# Written instruction
Please copy every one of the rows below character for character, keeping each line unchanged.

(Items from a data source)

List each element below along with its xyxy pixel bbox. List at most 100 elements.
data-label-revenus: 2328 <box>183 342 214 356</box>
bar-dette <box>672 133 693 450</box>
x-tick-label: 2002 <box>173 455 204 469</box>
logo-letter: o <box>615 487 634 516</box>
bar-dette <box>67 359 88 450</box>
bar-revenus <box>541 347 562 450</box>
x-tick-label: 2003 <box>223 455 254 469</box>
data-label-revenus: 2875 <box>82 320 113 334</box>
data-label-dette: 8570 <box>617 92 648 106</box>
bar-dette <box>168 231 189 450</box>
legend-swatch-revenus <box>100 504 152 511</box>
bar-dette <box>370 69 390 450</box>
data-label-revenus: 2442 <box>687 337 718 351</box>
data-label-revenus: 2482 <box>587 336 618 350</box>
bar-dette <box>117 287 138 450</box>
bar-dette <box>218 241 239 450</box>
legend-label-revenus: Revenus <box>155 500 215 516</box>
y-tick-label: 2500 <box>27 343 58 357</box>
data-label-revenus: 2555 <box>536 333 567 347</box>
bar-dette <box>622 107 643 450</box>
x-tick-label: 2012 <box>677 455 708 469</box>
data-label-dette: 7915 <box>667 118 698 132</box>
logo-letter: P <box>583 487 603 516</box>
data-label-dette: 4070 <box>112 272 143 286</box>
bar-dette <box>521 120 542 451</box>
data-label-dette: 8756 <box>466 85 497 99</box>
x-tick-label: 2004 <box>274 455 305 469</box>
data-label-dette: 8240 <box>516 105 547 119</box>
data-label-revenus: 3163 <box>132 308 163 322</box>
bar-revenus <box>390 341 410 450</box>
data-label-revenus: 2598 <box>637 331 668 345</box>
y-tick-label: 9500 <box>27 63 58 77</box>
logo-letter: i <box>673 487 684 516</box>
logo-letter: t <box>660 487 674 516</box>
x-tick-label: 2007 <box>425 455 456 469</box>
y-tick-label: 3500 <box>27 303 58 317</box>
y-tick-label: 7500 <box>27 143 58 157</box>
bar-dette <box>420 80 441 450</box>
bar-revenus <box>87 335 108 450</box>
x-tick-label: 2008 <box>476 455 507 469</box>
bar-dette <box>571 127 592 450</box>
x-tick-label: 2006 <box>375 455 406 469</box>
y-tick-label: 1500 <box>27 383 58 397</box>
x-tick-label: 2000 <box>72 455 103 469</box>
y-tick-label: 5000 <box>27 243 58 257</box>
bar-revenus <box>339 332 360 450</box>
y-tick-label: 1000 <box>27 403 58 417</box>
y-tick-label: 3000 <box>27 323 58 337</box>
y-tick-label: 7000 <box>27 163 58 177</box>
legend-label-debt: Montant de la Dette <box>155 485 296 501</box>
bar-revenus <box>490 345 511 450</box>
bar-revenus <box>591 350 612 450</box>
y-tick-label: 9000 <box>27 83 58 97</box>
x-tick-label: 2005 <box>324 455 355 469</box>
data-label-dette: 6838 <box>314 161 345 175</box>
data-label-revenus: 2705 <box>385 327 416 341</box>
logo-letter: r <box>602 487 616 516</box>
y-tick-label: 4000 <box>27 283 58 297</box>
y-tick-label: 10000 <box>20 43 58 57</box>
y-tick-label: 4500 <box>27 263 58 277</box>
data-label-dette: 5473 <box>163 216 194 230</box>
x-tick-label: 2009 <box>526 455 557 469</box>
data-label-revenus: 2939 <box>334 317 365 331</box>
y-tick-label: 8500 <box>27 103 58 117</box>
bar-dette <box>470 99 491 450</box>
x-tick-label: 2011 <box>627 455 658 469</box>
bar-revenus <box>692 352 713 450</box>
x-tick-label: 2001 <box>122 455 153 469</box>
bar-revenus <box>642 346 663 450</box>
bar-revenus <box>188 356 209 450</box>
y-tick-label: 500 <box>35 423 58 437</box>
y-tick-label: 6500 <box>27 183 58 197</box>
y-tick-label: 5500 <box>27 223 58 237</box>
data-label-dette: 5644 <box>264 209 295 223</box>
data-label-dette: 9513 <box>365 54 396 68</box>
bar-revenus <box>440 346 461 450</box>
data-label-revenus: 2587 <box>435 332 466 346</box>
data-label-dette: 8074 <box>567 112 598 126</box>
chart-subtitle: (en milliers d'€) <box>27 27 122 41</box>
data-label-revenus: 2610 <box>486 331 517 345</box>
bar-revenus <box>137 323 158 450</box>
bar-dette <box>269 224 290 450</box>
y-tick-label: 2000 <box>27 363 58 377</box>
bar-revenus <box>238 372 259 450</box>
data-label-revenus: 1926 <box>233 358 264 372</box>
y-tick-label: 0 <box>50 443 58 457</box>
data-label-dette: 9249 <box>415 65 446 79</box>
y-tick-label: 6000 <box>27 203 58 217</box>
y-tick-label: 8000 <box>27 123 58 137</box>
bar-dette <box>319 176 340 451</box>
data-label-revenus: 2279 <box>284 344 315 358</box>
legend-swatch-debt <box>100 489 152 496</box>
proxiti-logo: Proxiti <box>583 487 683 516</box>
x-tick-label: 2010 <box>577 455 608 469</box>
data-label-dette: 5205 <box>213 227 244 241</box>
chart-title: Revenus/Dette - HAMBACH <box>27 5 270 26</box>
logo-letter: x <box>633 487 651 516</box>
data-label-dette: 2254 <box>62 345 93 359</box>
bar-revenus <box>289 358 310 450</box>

# Correct response
List each element below along with its xyxy pixel bbox. List at most 100 elements.
data-label-revenus: 2328 <box>183 342 214 356</box>
bar-dette <box>672 133 693 450</box>
x-tick-label: 2002 <box>173 455 204 469</box>
logo-letter: o <box>615 487 634 516</box>
bar-dette <box>67 359 88 450</box>
bar-revenus <box>541 347 562 450</box>
x-tick-label: 2003 <box>223 455 254 469</box>
data-label-revenus: 2875 <box>82 320 113 334</box>
data-label-dette: 8570 <box>617 92 648 106</box>
bar-dette <box>168 231 189 450</box>
legend-swatch-revenus <box>100 504 152 511</box>
bar-dette <box>370 69 390 450</box>
data-label-revenus: 2442 <box>687 337 718 351</box>
data-label-revenus: 2482 <box>587 336 618 350</box>
bar-dette <box>117 287 138 450</box>
bar-dette <box>218 241 239 450</box>
legend-label-revenus: Revenus <box>155 500 215 516</box>
y-tick-label: 2500 <box>27 343 58 357</box>
data-label-revenus: 2555 <box>536 333 567 347</box>
bar-dette <box>622 107 643 450</box>
x-tick-label: 2012 <box>677 455 708 469</box>
data-label-dette: 7915 <box>667 118 698 132</box>
logo-letter: P <box>583 487 603 516</box>
data-label-dette: 4070 <box>112 272 143 286</box>
bar-dette <box>521 120 542 451</box>
data-label-dette: 8756 <box>466 85 497 99</box>
x-tick-label: 2004 <box>274 455 305 469</box>
data-label-dette: 8240 <box>516 105 547 119</box>
data-label-revenus: 3163 <box>132 308 163 322</box>
bar-revenus <box>390 341 410 450</box>
data-label-revenus: 2598 <box>637 331 668 345</box>
y-tick-label: 9500 <box>27 63 58 77</box>
logo-letter: i <box>673 487 684 516</box>
logo-letter: t <box>660 487 674 516</box>
x-tick-label: 2007 <box>425 455 456 469</box>
y-tick-label: 3500 <box>27 303 58 317</box>
y-tick-label: 7500 <box>27 143 58 157</box>
bar-dette <box>420 80 441 450</box>
bar-revenus <box>87 335 108 450</box>
x-tick-label: 2008 <box>476 455 507 469</box>
bar-dette <box>571 127 592 450</box>
x-tick-label: 2006 <box>375 455 406 469</box>
y-tick-label: 1500 <box>27 383 58 397</box>
x-tick-label: 2000 <box>72 455 103 469</box>
y-tick-label: 5000 <box>27 243 58 257</box>
bar-revenus <box>339 332 360 450</box>
y-tick-label: 1000 <box>27 403 58 417</box>
y-tick-label: 3000 <box>27 323 58 337</box>
y-tick-label: 7000 <box>27 163 58 177</box>
legend-label-debt: Montant de la Dette <box>155 485 296 501</box>
bar-revenus <box>490 345 511 450</box>
bar-revenus <box>591 350 612 450</box>
y-tick-label: 9000 <box>27 83 58 97</box>
x-tick-label: 2005 <box>324 455 355 469</box>
data-label-dette: 6838 <box>314 161 345 175</box>
data-label-revenus: 2705 <box>385 327 416 341</box>
logo-letter: r <box>602 487 616 516</box>
y-tick-label: 4000 <box>27 283 58 297</box>
y-tick-label: 10000 <box>20 43 58 57</box>
y-tick-label: 4500 <box>27 263 58 277</box>
data-label-dette: 5473 <box>163 216 194 230</box>
x-tick-label: 2009 <box>526 455 557 469</box>
data-label-revenus: 2939 <box>334 317 365 331</box>
y-tick-label: 8500 <box>27 103 58 117</box>
bar-dette <box>470 99 491 450</box>
x-tick-label: 2011 <box>627 455 658 469</box>
bar-revenus <box>692 352 713 450</box>
x-tick-label: 2001 <box>122 455 153 469</box>
bar-revenus <box>642 346 663 450</box>
bar-revenus <box>188 356 209 450</box>
y-tick-label: 500 <box>35 423 58 437</box>
y-tick-label: 6500 <box>27 183 58 197</box>
y-tick-label: 5500 <box>27 223 58 237</box>
data-label-dette: 5644 <box>264 209 295 223</box>
data-label-dette: 9513 <box>365 54 396 68</box>
bar-revenus <box>440 346 461 450</box>
data-label-revenus: 2587 <box>435 332 466 346</box>
data-label-dette: 8074 <box>567 112 598 126</box>
chart-subtitle: (en milliers d'€) <box>27 27 122 41</box>
data-label-revenus: 2610 <box>486 331 517 345</box>
bar-revenus <box>137 323 158 450</box>
bar-dette <box>269 224 290 450</box>
y-tick-label: 2000 <box>27 363 58 377</box>
bar-revenus <box>238 372 259 450</box>
data-label-revenus: 1926 <box>233 358 264 372</box>
y-tick-label: 0 <box>50 443 58 457</box>
data-label-dette: 9249 <box>415 65 446 79</box>
y-tick-label: 6000 <box>27 203 58 217</box>
y-tick-label: 8000 <box>27 123 58 137</box>
bar-dette <box>319 176 340 451</box>
data-label-revenus: 2279 <box>284 344 315 358</box>
legend-swatch-debt <box>100 489 152 496</box>
proxiti-logo: Proxiti <box>583 487 683 516</box>
x-tick-label: 2010 <box>577 455 608 469</box>
data-label-dette: 5205 <box>213 227 244 241</box>
chart-title: Revenus/Dette - HAMBACH <box>27 5 270 26</box>
logo-letter: x <box>633 487 651 516</box>
data-label-dette: 2254 <box>62 345 93 359</box>
bar-revenus <box>289 358 310 450</box>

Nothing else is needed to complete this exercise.